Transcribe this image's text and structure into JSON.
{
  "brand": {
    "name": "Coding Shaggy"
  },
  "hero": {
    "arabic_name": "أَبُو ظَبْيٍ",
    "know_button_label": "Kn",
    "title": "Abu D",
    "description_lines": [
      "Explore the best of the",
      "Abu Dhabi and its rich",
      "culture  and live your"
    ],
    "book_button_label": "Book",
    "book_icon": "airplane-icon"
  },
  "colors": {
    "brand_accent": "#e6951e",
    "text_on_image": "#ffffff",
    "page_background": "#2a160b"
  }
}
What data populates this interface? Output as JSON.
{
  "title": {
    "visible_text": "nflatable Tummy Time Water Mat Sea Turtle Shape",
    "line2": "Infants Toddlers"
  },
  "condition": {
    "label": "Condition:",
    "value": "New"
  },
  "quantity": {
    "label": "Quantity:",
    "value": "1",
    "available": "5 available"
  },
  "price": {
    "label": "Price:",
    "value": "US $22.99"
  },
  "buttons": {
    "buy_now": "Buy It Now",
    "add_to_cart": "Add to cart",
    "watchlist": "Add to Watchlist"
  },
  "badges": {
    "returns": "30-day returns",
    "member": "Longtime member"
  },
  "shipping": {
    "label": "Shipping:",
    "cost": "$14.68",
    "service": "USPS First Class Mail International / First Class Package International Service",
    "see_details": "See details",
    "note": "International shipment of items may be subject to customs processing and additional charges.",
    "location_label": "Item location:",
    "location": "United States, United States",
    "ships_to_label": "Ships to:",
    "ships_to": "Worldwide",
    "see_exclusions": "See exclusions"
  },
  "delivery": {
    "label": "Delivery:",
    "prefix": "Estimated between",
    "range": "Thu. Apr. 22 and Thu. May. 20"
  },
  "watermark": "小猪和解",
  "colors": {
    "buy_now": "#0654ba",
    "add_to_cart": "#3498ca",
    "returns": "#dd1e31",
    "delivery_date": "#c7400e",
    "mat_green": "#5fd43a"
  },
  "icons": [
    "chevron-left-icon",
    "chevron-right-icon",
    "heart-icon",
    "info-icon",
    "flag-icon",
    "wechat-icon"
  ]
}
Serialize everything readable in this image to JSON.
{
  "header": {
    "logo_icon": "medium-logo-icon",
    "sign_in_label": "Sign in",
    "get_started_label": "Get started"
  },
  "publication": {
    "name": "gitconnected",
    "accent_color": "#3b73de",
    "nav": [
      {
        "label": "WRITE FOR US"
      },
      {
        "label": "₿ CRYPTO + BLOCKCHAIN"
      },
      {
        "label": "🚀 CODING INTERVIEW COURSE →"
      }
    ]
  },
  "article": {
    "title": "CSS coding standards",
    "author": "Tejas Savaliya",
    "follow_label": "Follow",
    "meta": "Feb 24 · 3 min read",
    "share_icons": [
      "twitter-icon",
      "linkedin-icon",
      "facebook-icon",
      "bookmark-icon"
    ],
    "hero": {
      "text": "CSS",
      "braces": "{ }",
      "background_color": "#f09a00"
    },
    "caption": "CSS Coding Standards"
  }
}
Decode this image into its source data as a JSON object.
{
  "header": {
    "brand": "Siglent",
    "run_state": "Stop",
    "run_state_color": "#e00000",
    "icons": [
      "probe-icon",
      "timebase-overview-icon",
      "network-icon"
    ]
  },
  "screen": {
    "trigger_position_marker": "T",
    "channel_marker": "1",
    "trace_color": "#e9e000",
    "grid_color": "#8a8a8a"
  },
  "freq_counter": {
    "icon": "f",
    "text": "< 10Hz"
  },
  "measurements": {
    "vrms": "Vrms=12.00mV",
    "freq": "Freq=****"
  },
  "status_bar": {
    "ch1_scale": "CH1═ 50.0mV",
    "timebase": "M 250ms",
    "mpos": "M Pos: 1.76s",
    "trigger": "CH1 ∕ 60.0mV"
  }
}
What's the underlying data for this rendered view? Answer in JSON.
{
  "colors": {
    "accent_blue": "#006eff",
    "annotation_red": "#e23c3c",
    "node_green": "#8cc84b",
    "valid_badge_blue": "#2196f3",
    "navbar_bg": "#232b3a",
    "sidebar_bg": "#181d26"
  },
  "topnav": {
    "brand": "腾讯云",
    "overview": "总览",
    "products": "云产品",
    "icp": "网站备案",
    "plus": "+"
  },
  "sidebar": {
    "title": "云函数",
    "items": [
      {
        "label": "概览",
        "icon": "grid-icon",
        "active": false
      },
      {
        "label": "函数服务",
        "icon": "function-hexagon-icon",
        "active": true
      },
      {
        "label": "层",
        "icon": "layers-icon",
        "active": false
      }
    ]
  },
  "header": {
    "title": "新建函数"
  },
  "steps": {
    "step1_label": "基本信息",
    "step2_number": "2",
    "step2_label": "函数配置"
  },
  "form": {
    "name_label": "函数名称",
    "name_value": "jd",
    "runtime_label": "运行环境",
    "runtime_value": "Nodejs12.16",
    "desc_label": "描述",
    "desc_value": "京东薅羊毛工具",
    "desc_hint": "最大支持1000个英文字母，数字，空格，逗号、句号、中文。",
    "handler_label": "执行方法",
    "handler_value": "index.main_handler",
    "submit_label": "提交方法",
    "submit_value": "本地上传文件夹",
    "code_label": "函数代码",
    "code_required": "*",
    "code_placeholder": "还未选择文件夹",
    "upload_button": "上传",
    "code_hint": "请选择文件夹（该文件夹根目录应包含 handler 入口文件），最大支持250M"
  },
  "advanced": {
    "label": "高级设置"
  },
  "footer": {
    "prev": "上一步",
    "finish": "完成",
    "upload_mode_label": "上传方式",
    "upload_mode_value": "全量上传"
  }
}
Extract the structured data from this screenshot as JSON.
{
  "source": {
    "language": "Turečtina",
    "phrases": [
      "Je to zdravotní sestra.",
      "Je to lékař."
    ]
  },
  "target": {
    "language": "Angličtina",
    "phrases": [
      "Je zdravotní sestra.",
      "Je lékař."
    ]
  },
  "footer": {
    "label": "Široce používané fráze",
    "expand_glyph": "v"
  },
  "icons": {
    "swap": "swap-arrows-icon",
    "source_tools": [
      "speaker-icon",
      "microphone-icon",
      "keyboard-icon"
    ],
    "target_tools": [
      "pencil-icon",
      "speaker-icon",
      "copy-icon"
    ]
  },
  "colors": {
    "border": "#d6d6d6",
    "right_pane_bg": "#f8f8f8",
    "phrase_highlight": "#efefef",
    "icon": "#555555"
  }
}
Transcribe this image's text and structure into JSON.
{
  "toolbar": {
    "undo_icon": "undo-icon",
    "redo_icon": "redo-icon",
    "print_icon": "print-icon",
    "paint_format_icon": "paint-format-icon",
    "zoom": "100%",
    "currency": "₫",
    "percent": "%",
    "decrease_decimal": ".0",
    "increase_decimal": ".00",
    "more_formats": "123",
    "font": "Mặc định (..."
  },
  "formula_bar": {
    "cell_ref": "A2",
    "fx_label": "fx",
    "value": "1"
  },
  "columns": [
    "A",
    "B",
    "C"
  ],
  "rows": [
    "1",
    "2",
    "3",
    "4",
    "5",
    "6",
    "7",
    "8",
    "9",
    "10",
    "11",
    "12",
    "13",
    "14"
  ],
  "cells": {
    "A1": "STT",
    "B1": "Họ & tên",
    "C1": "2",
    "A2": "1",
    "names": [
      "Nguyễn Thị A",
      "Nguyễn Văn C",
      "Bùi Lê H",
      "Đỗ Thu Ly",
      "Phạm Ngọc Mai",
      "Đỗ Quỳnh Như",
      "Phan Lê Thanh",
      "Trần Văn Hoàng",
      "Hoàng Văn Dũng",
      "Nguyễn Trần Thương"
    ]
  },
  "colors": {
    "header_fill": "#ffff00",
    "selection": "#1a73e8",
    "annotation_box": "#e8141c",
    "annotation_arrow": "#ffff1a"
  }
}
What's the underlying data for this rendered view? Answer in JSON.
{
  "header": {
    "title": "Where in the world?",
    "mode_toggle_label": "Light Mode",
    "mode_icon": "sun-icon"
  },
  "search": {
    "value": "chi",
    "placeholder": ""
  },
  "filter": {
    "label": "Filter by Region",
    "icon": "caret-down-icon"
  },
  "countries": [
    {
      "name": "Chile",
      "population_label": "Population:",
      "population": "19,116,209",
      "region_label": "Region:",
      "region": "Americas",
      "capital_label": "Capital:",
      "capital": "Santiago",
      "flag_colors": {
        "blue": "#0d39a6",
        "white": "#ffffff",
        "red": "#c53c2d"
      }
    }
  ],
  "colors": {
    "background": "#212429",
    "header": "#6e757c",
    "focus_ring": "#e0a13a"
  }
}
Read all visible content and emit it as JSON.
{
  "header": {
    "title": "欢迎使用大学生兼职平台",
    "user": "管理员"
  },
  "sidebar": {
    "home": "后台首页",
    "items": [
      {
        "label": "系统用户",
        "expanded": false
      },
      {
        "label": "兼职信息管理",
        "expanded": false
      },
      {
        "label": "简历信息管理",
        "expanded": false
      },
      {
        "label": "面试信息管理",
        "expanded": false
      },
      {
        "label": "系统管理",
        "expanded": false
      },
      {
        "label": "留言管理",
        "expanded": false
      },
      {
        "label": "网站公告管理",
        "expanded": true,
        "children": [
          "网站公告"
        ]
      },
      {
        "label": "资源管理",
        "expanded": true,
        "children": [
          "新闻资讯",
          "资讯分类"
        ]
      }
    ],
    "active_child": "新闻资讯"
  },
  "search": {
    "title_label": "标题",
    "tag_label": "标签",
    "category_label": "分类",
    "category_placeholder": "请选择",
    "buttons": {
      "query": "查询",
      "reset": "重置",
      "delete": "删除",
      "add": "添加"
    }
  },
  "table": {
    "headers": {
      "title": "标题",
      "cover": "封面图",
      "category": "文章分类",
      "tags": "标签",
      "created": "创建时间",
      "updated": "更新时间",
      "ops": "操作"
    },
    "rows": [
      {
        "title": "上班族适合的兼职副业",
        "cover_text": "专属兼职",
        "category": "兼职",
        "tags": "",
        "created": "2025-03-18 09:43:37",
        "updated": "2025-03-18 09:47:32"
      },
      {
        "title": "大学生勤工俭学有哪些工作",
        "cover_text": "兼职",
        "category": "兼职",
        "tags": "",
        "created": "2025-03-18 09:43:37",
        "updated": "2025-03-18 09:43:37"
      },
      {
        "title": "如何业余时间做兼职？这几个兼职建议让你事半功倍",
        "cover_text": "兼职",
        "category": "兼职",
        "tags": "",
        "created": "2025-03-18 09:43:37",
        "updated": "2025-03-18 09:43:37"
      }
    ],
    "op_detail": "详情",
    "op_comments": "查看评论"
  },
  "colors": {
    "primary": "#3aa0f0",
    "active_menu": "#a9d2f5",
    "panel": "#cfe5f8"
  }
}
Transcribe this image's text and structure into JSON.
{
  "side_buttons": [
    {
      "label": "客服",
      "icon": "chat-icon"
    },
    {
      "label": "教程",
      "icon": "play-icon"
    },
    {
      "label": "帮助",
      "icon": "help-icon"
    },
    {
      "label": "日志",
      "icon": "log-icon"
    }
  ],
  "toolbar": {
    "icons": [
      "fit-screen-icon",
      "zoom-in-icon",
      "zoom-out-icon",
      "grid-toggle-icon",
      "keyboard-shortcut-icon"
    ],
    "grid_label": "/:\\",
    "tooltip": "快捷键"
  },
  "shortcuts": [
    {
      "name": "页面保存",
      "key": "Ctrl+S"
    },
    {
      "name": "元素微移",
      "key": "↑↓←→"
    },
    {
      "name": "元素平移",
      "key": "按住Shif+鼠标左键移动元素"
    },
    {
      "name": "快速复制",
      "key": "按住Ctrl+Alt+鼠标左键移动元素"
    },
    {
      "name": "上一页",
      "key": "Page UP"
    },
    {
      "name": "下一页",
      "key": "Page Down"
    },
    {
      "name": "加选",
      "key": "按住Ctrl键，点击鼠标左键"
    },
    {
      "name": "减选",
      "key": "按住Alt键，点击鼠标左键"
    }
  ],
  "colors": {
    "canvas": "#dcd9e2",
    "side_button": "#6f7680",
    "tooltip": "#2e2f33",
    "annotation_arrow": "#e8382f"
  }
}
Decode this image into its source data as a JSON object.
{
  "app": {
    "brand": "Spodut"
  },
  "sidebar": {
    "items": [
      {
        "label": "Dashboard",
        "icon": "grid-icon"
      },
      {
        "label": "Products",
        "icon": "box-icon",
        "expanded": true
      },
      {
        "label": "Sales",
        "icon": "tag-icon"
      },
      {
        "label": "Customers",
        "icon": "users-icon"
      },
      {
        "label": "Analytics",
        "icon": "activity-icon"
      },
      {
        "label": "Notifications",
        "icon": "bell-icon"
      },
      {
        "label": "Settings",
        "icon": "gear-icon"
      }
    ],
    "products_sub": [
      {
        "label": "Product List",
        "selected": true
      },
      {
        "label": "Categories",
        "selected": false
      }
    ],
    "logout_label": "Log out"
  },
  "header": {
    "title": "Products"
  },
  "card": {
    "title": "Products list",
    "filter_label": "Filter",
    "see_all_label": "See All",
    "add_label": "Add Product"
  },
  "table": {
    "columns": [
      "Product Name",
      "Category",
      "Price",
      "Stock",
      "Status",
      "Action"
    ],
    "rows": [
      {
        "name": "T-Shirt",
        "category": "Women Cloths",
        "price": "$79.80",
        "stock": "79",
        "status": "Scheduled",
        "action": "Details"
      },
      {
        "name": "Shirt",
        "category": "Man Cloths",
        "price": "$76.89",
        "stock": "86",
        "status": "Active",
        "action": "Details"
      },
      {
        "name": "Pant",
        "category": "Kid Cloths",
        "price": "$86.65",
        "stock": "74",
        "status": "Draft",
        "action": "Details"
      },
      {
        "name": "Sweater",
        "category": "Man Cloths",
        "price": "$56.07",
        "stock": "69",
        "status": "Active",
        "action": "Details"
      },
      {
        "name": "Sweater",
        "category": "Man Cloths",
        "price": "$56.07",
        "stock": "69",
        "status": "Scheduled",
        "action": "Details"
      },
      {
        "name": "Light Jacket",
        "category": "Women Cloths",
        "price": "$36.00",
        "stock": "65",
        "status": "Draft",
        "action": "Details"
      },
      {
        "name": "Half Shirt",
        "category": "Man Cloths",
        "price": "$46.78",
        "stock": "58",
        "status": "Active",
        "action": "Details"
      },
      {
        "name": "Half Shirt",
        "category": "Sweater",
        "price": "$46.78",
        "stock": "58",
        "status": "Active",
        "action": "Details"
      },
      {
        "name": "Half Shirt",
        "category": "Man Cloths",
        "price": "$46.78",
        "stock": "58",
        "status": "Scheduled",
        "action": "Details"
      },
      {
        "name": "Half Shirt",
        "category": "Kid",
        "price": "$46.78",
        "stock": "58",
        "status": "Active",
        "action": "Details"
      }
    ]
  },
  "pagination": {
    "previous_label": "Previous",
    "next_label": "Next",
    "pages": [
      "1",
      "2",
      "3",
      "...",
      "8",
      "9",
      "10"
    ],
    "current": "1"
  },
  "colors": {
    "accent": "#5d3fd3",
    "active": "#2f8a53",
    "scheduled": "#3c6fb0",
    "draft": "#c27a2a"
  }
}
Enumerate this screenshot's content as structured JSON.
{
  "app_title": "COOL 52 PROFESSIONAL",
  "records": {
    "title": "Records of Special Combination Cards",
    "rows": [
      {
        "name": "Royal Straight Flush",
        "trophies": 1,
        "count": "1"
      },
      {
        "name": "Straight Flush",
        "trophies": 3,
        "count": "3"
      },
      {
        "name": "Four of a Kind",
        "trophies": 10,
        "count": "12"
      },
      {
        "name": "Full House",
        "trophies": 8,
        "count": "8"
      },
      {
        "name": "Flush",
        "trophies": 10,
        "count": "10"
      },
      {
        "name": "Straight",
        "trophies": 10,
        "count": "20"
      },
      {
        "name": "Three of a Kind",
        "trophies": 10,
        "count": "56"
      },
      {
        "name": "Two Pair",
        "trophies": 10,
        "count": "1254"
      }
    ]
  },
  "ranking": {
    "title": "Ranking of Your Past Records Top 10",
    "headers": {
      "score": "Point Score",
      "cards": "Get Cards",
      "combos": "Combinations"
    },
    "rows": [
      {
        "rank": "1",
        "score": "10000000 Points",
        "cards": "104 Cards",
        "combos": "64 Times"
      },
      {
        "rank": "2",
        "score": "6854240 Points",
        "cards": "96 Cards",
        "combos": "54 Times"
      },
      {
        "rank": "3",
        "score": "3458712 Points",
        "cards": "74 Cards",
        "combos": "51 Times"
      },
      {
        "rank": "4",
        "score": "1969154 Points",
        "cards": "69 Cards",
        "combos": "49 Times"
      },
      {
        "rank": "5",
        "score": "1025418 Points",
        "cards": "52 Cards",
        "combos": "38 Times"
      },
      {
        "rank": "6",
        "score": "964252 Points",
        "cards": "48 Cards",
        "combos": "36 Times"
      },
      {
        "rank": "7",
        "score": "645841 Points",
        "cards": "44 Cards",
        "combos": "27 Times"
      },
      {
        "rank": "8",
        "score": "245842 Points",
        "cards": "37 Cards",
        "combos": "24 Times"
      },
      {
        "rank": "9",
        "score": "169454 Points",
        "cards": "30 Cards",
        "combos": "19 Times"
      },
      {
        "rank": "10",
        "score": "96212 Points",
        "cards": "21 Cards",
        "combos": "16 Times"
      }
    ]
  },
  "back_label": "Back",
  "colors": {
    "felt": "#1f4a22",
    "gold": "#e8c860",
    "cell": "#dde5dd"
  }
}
═══
* [CHALLENGE] Where a line contains "Nguyễn", copy that line.

* [OUTPUT BELOW]
      "Nguyễn Thị A",
      "Nguyễn Văn C",
      "Nguyễn Trần Thương"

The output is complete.